Stored dataset items
^^^^

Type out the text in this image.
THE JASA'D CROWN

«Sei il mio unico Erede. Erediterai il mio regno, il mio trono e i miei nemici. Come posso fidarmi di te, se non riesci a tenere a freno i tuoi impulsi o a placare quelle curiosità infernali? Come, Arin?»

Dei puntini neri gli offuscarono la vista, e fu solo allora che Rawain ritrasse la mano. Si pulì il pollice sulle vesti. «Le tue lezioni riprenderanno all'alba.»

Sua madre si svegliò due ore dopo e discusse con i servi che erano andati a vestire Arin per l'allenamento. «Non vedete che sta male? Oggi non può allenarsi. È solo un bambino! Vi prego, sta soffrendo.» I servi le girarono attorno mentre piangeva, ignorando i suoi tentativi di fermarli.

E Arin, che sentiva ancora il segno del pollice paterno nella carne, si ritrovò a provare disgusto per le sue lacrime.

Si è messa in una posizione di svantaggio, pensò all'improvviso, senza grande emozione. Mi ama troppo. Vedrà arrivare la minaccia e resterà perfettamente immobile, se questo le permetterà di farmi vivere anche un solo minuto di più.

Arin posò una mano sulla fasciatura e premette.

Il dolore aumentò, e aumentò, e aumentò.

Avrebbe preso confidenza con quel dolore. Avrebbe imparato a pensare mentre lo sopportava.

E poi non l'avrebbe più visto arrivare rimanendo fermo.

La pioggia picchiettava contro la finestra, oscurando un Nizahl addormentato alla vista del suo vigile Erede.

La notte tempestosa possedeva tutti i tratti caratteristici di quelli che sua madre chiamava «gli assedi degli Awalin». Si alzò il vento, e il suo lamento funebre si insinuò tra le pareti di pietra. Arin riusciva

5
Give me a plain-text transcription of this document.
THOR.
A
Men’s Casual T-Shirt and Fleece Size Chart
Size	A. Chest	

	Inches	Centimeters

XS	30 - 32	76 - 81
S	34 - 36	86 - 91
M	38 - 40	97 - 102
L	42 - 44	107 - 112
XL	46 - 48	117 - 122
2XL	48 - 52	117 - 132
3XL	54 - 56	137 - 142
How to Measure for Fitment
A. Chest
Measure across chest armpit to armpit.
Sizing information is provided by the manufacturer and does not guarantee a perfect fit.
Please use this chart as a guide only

^^^^

Return all the data exactly as given.

- **Output of the exercise**:
Type out the text in this image.
THE JASA'D CROWN

«Sei il mio unico Erede. Erediterai il mio regno, il mio trono e i miei nemici. Come posso fidarmi di te, se non riesci a tenere a freno i tuoi impulsi o a placare quelle curiosità infernali? Come, Arin?»

Dei puntini neri gli offuscarono la vista, e fu solo allora che Rawain ritrasse la mano. Si pulì il pollice sulle vesti. «Le tue lezioni riprenderanno all'alba.»

Sua madre si svegliò due ore dopo e discusse con i servi che erano andati a vestire Arin per l'allenamento. «Non vedete che sta male? Oggi non può allenarsi. È solo un bambino! Vi prego, sta soffrendo.» I servi le girarono attorno mentre piangeva, ignorando i suoi tentativi di fermarli.

E Arin, che sentiva ancora il segno del pollice paterno nella carne, si ritrovò a provare disgusto per le sue lacrime.

Si è messa in una posizione di svantaggio, pensò all'improvviso, senza grande emozione. Mi ama troppo. Vedrà arrivare la minaccia e resterà perfettamente immobile, se questo le permetterà di farmi vivere anche un solo minuto di più.

Arin posò una mano sulla fasciatura e premette.

Il dolore aumentò, e aumentò, e aumentò.

Avrebbe preso confidenza con quel dolore. Avrebbe imparato a pensare mentre lo sopportava.

E poi non l'avrebbe più visto arrivare rimanendo fermo.

La pioggia picchiettava contro la finestra, oscurando un Nizahl addormentato alla vista del suo vigile Erede.

La notte tempestosa possedeva tutti i tratti caratteristici di quelli che sua madre chiamava «gli assedi degli Awalin». Si alzò il vento, e il suo lamento funebre si insinuò tra le pareti di pietra. Arin riusciva

5
Give me a plain-text transcription of this document.
THOR.
A
Men’s Casual T-Shirt and Fleece Size Chart
Size	A. Chest	

	Inches	Centimeters

XS	30 - 32	76 - 81
S	34 - 36	86 - 91
M	38 - 40	97 - 102
L	42 - 44	107 - 112
XL	46 - 48	117 - 122
2XL	48 - 52	117 - 132
3XL	54 - 56	137 - 142
How to Measure for Fitment
A. Chest
Measure across chest armpit to armpit.
Sizing information is provided by the manufacturer and does not guarantee a perfect fit.
Please use this chart as a guide only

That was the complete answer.